● Job
Reproduce every record below exactly as written, but leave out any pictures.

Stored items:

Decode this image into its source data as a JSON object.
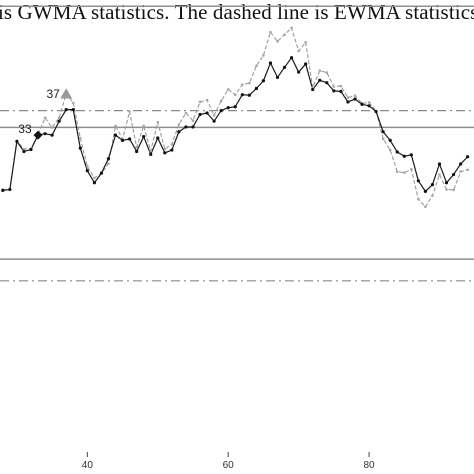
{
  "caption": "is GWMA statistics. The dashed line is EWMA statistics.",
  "chart_data": {
    "type": "line",
    "title": "",
    "xlabel": "",
    "ylabel": "",
    "xlim": [
      27.6,
      94.9
    ],
    "ylim": [
      -4.3,
      5.1
    ],
    "x_ticks": [
      40,
      60,
      80
    ],
    "grid": false,
    "legend": "none",
    "series": [
      {
        "name": "GWMA",
        "style": "solid",
        "color": "#1a1a1a",
        "x": [
          28,
          29,
          30,
          31,
          32,
          33,
          34,
          35,
          36,
          37,
          38,
          39,
          40,
          41,
          42,
          43,
          44,
          45,
          46,
          47,
          48,
          49,
          50,
          51,
          52,
          53,
          54,
          55,
          56,
          57,
          58,
          59,
          60,
          61,
          62,
          63,
          64,
          65,
          66,
          67,
          68,
          69,
          70,
          71,
          72,
          73,
          74,
          75,
          76,
          77,
          78,
          79,
          80,
          81,
          82,
          83,
          84,
          85,
          86,
          87,
          88,
          89,
          90,
          91,
          92,
          93,
          94
        ],
        "y": [
          1.14,
          1.16,
          2.16,
          1.95,
          1.99,
          2.29,
          2.32,
          2.29,
          2.58,
          2.82,
          2.82,
          2.02,
          1.55,
          1.3,
          1.5,
          1.8,
          2.29,
          2.18,
          2.21,
          1.95,
          2.26,
          1.89,
          2.23,
          1.92,
          1.98,
          2.36,
          2.46,
          2.46,
          2.72,
          2.75,
          2.58,
          2.8,
          2.86,
          2.88,
          3.13,
          3.12,
          3.26,
          3.42,
          3.79,
          3.49,
          3.7,
          3.9,
          3.6,
          3.77,
          3.24,
          3.43,
          3.38,
          3.21,
          3.2,
          2.98,
          3.04,
          2.93,
          2.9,
          2.78,
          2.36,
          2.18,
          1.94,
          1.85,
          1.88,
          1.34,
          1.12,
          1.26,
          1.69,
          1.3,
          1.47,
          1.69,
          1.84
        ]
      },
      {
        "name": "EWMA",
        "style": "dashed",
        "color": "#9a9a9a",
        "x": [
          28,
          29,
          30,
          31,
          32,
          33,
          34,
          35,
          36,
          37,
          38,
          39,
          40,
          41,
          42,
          43,
          44,
          45,
          46,
          47,
          48,
          49,
          50,
          51,
          52,
          53,
          54,
          55,
          56,
          57,
          58,
          59,
          60,
          61,
          62,
          63,
          64,
          65,
          66,
          67,
          68,
          69,
          70,
          71,
          72,
          73,
          74,
          75,
          76,
          77,
          78,
          79,
          80,
          81,
          82,
          83,
          84,
          85,
          86,
          87,
          88,
          89,
          90,
          91,
          92,
          93,
          94
        ],
        "y": [
          1.16,
          1.16,
          2.17,
          2.0,
          2.01,
          2.3,
          2.65,
          2.45,
          2.65,
          3.15,
          2.96,
          2.23,
          1.64,
          1.4,
          1.49,
          1.7,
          2.48,
          2.21,
          2.78,
          2.04,
          2.48,
          1.96,
          2.56,
          2.0,
          2.1,
          2.51,
          2.75,
          2.59,
          2.98,
          3.02,
          2.7,
          3.0,
          3.24,
          3.13,
          3.34,
          3.37,
          3.73,
          3.95,
          4.43,
          4.24,
          4.38,
          4.52,
          4.04,
          4.22,
          3.28,
          3.63,
          3.59,
          3.3,
          3.31,
          3.07,
          3.11,
          2.95,
          2.97,
          2.79,
          2.21,
          1.98,
          1.53,
          1.51,
          1.58,
          0.96,
          0.8,
          1.03,
          1.47,
          1.16,
          1.15,
          1.53,
          1.57
        ]
      }
    ],
    "reference_lines": [
      {
        "name": "upper-outer-limit",
        "style": "solid",
        "y": 4.97
      },
      {
        "name": "upper-dashdot-limit",
        "style": "dash-dot",
        "y": 2.8
      },
      {
        "name": "upper-solid-limit",
        "style": "solid",
        "y": 2.45
      },
      {
        "name": "lower-solid-limit",
        "style": "solid",
        "y": -0.29
      },
      {
        "name": "lower-dashdot-limit",
        "style": "dash-dot",
        "y": -0.74
      }
    ],
    "annotations": [
      {
        "text": "37",
        "x": 37,
        "y": 3.14,
        "marker": "triangle",
        "color": "#999999",
        "label_x": 34.2,
        "label_y": 3.15
      },
      {
        "text": "33",
        "x": 33,
        "y": 2.29,
        "marker": "diamond",
        "color": "#111111",
        "label_x": 30.2,
        "label_y": 2.42
      }
    ]
  }
}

● Answer to this task
Decode this image into its source data as a JSON object.
{
  "caption": "is GWMA statistics. The dashed line is EWMA statistics.",
  "chart_data": {
    "type": "line",
    "title": "",
    "xlabel": "",
    "ylabel": "",
    "xlim": [
      27.6,
      94.9
    ],
    "ylim": [
      -4.3,
      5.1
    ],
    "x_ticks": [
      40,
      60,
      80
    ],
    "grid": false,
    "legend": "none",
    "series": [
      {
        "name": "GWMA",
        "style": "solid",
        "color": "#1a1a1a",
        "x": [
          28,
          29,
          30,
          31,
          32,
          33,
          34,
          35,
          36,
          37,
          38,
          39,
          40,
          41,
          42,
          43,
          44,
          45,
          46,
          47,
          48,
          49,
          50,
          51,
          52,
          53,
          54,
          55,
          56,
          57,
          58,
          59,
          60,
          61,
          62,
          63,
          64,
          65,
          66,
          67,
          68,
          69,
          70,
          71,
          72,
          73,
          74,
          75,
          76,
          77,
          78,
          79,
          80,
          81,
          82,
          83,
          84,
          85,
          86,
          87,
          88,
          89,
          90,
          91,
          92,
          93,
          94
        ],
        "y": [
          1.14,
          1.16,
          2.16,
          1.95,
          1.99,
          2.29,
          2.32,
          2.29,
          2.58,
          2.82,
          2.82,
          2.02,
          1.55,
          1.3,
          1.5,
          1.8,
          2.29,
          2.18,
          2.21,
          1.95,
          2.26,
          1.89,
          2.23,
          1.92,
          1.98,
          2.36,
          2.46,
          2.46,
          2.72,
          2.75,
          2.58,
          2.8,
          2.86,
          2.88,
          3.13,
          3.12,
          3.26,
          3.42,
          3.79,
          3.49,
          3.7,
          3.9,
          3.6,
          3.77,
          3.24,
          3.43,
          3.38,
          3.21,
          3.2,
          2.98,
          3.04,
          2.93,
          2.9,
          2.78,
          2.36,
          2.18,
          1.94,
          1.85,
          1.88,
          1.34,
          1.12,
          1.26,
          1.69,
          1.3,
          1.47,
          1.69,
          1.84
        ]
      },
      {
        "name": "EWMA",
        "style": "dashed",
        "color": "#9a9a9a",
        "x": [
          28,
          29,
          30,
          31,
          32,
          33,
          34,
          35,
          36,
          37,
          38,
          39,
          40,
          41,
          42,
          43,
          44,
          45,
          46,
          47,
          48,
          49,
          50,
          51,
          52,
          53,
          54,
          55,
          56,
          57,
          58,
          59,
          60,
          61,
          62,
          63,
          64,
          65,
          66,
          67,
          68,
          69,
          70,
          71,
          72,
          73,
          74,
          75,
          76,
          77,
          78,
          79,
          80,
          81,
          82,
          83,
          84,
          85,
          86,
          87,
          88,
          89,
          90,
          91,
          92,
          93,
          94
        ],
        "y": [
          1.16,
          1.16,
          2.17,
          2.0,
          2.01,
          2.3,
          2.65,
          2.45,
          2.65,
          3.15,
          2.96,
          2.23,
          1.64,
          1.4,
          1.49,
          1.7,
          2.48,
          2.21,
          2.78,
          2.04,
          2.48,
          1.96,
          2.56,
          2.0,
          2.1,
          2.51,
          2.75,
          2.59,
          2.98,
          3.02,
          2.7,
          3.0,
          3.24,
          3.13,
          3.34,
          3.37,
          3.73,
          3.95,
          4.43,
          4.24,
          4.38,
          4.52,
          4.04,
          4.22,
          3.28,
          3.63,
          3.59,
          3.3,
          3.31,
          3.07,
          3.11,
          2.95,
          2.97,
          2.79,
          2.21,
          1.98,
          1.53,
          1.51,
          1.58,
          0.96,
          0.8,
          1.03,
          1.47,
          1.16,
          1.15,
          1.53,
          1.57
        ]
      }
    ],
    "reference_lines": [
      {
        "name": "upper-outer-limit",
        "style": "solid",
        "y": 4.97
      },
      {
        "name": "upper-dashdot-limit",
        "style": "dash-dot",
        "y": 2.8
      },
      {
        "name": "upper-solid-limit",
        "style": "solid",
        "y": 2.45
      },
      {
        "name": "lower-solid-limit",
        "style": "solid",
        "y": -0.29
      },
      {
        "name": "lower-dashdot-limit",
        "style": "dash-dot",
        "y": -0.74
      }
    ],
    "annotations": [
      {
        "text": "37",
        "x": 37,
        "y": 3.14,
        "marker": "triangle",
        "color": "#999999",
        "label_x": 34.2,
        "label_y": 3.15
      },
      {
        "text": "33",
        "x": 33,
        "y": 2.29,
        "marker": "diamond",
        "color": "#111111",
        "label_x": 30.2,
        "label_y": 2.42
      }
    ]
  }
}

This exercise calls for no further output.